Exercise 1:
Print everything in the EPA excerpt from "Under the Clean" down to "Clean Air Act.".
Exercise 2:
Based on the EPA excerpt, explain why EPA's role in reviewing SIP submissions is to approve state choices that meet the criteria of the Clean Air Act.
Exercise 3:
According to the EPA excerpt, where has EPA made the incorporated documents generally available?

Extract provided:
□ □ □ □ □

V. Incorporation by Reference

    In this rule, the EPA is proposing to include in a final EPA rule 
regulatory text that includes incorporation by reference. In accordance 
with requirements of 1 CFR 51.5, the EPA is proposing to incorporate by 
reference the Connecticut regulations to limit premises-wide actual and 
potential emissions from major stationary sources of air pollution as 
discussed in section IV. of this preamble. The EPA has made, and will 
continue to make, these documents generally available through https://www.regulations.gov and at the EPA Region 1 Office (please contact the 
person identified in the FOR FURTHER INFORMATION CONTACT section of 
this preamble for more information).

VI. Statutory and Executive Order Reviews

    Under the Clean Air Act, the Administrator is required to approve a 
SIP submission that complies with the provisions of the Act and 
applicable Federal regulations. 42 U.S.C. 7410(k); 40 CFR 52.02(a). 
Thus, in reviewing SIP submissions, EPA's role is to approve state 
choices, provided that they meet the criteria of the Clean Air Act.

□ □ □ □ □

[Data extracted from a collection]
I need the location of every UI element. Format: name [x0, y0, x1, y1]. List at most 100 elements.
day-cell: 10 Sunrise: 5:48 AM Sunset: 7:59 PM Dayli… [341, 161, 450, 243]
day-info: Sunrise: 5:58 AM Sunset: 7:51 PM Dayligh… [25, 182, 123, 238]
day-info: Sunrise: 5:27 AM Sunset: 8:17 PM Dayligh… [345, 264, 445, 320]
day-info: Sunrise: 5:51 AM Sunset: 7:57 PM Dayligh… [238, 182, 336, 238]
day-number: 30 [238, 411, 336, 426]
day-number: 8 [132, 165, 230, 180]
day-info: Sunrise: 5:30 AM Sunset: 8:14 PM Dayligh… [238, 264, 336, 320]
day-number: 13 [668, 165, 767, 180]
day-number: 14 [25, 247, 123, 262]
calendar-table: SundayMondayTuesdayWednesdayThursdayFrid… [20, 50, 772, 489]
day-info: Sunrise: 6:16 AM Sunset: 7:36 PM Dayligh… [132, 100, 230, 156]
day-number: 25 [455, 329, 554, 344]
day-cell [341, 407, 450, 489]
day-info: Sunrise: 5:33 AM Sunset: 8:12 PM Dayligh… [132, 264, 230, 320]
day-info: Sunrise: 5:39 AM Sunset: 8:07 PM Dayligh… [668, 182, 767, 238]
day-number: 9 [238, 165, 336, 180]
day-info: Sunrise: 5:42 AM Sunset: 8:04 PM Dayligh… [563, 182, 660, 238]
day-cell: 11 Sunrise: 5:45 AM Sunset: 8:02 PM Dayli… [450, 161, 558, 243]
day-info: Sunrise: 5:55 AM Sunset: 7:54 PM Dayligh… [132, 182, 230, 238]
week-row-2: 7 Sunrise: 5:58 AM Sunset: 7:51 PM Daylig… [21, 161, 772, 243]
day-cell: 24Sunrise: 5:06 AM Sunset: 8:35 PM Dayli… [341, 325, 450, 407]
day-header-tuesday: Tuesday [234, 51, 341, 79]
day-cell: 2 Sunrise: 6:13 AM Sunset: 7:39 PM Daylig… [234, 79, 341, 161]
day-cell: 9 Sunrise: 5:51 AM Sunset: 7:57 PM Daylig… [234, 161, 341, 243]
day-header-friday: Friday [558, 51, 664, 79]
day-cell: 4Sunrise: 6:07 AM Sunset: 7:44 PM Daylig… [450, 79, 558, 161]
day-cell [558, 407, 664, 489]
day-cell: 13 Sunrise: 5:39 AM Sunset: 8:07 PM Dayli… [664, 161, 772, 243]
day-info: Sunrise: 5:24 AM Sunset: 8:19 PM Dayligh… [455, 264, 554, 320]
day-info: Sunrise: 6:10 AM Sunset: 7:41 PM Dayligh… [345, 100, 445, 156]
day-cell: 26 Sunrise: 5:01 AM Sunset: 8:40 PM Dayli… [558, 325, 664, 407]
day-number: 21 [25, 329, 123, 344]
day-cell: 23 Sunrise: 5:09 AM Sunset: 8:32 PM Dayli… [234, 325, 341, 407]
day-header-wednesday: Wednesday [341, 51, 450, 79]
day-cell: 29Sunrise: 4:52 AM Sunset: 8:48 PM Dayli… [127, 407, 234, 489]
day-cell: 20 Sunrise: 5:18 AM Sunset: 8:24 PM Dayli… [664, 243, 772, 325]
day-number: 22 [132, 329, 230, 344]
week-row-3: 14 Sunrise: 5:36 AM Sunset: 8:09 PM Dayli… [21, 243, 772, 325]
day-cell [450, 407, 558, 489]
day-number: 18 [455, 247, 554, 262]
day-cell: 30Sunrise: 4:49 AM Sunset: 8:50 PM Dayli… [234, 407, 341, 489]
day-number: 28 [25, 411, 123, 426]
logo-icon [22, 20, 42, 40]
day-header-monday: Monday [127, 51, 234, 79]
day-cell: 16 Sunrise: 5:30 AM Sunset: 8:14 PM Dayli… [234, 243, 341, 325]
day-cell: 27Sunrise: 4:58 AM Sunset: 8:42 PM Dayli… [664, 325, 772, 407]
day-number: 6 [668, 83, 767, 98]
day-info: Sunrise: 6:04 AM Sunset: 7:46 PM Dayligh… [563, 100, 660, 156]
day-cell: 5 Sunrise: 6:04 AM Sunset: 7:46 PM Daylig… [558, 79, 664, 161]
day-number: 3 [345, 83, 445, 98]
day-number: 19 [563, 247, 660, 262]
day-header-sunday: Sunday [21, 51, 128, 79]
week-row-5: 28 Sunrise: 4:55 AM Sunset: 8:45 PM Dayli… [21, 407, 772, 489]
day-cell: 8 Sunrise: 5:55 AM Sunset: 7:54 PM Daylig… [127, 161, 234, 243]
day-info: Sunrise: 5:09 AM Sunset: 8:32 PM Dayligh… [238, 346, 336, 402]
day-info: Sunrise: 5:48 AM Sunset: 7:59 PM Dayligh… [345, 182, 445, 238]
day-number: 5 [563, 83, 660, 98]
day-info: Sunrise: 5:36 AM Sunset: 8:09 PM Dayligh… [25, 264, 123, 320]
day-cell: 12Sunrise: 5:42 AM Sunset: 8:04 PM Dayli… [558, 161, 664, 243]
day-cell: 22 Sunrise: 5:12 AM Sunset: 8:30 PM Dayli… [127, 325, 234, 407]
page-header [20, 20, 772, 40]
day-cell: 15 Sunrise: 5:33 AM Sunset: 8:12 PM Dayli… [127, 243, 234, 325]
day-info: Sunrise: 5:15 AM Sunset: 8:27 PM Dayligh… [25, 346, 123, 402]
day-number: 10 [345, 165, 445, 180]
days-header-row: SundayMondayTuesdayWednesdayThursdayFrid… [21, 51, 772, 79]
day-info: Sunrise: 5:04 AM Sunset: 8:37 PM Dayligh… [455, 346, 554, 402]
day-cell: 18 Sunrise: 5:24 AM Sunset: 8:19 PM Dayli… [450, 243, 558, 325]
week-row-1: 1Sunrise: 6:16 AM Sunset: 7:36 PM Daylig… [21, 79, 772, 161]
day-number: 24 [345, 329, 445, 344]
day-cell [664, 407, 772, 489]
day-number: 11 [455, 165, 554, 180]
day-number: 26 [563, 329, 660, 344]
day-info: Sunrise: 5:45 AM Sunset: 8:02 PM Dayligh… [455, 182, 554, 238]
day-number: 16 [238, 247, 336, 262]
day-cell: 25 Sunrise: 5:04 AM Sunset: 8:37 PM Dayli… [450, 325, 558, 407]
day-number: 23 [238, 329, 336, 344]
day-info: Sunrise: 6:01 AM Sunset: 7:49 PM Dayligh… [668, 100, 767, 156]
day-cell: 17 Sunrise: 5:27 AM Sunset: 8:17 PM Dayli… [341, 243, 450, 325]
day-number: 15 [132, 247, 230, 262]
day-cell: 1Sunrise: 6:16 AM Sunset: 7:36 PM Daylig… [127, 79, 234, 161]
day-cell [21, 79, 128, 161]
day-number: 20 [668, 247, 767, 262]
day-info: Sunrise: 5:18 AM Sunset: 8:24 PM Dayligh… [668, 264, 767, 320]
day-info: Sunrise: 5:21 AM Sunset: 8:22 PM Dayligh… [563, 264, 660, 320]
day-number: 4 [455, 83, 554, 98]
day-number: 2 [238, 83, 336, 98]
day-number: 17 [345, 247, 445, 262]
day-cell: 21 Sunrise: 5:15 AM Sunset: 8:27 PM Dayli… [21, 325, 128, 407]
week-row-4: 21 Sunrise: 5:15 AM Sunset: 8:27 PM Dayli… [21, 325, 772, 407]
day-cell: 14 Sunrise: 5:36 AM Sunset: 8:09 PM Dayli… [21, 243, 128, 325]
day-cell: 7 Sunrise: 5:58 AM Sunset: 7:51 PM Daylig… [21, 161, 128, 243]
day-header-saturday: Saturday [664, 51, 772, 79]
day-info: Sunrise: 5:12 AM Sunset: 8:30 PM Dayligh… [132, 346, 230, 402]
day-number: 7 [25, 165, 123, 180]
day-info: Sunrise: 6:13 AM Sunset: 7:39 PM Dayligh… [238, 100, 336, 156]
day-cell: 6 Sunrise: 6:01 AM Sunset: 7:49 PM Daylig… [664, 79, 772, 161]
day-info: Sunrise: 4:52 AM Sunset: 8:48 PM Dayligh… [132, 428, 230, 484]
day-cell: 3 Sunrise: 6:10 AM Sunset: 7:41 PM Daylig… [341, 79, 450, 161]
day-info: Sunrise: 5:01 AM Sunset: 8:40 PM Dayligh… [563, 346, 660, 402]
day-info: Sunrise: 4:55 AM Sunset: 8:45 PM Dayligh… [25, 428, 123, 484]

□ □ □ □ □

Expected answer 1:
Under the Clean Air Act, the Administrator is required to approve a 
SIP submission that complies with the provisions of the Act and 
applicable Federal regulations. 42 U.S.C. 7410(k); 40 CFR 52.02(a). 
Thus, in reviewing SIP submissions, EPA's role is to approve state 
choices, provided that they meet the criteria of the Clean Air Act.

Expected answer 2:
Under the Clean Air Act, the Administrator is required to approve a SIP submission that complies with the provisions of the Act and applicable Federal regulations (42 U.S.C. 7410(k); 40 CFR 52.02(a)). For that reason, EPA's role is to approve state choices, provided they meet the Clean Air Act's criteria.

Expected answer 3:
Through https://www.regulations.gov and at the EPA Region 1 Office.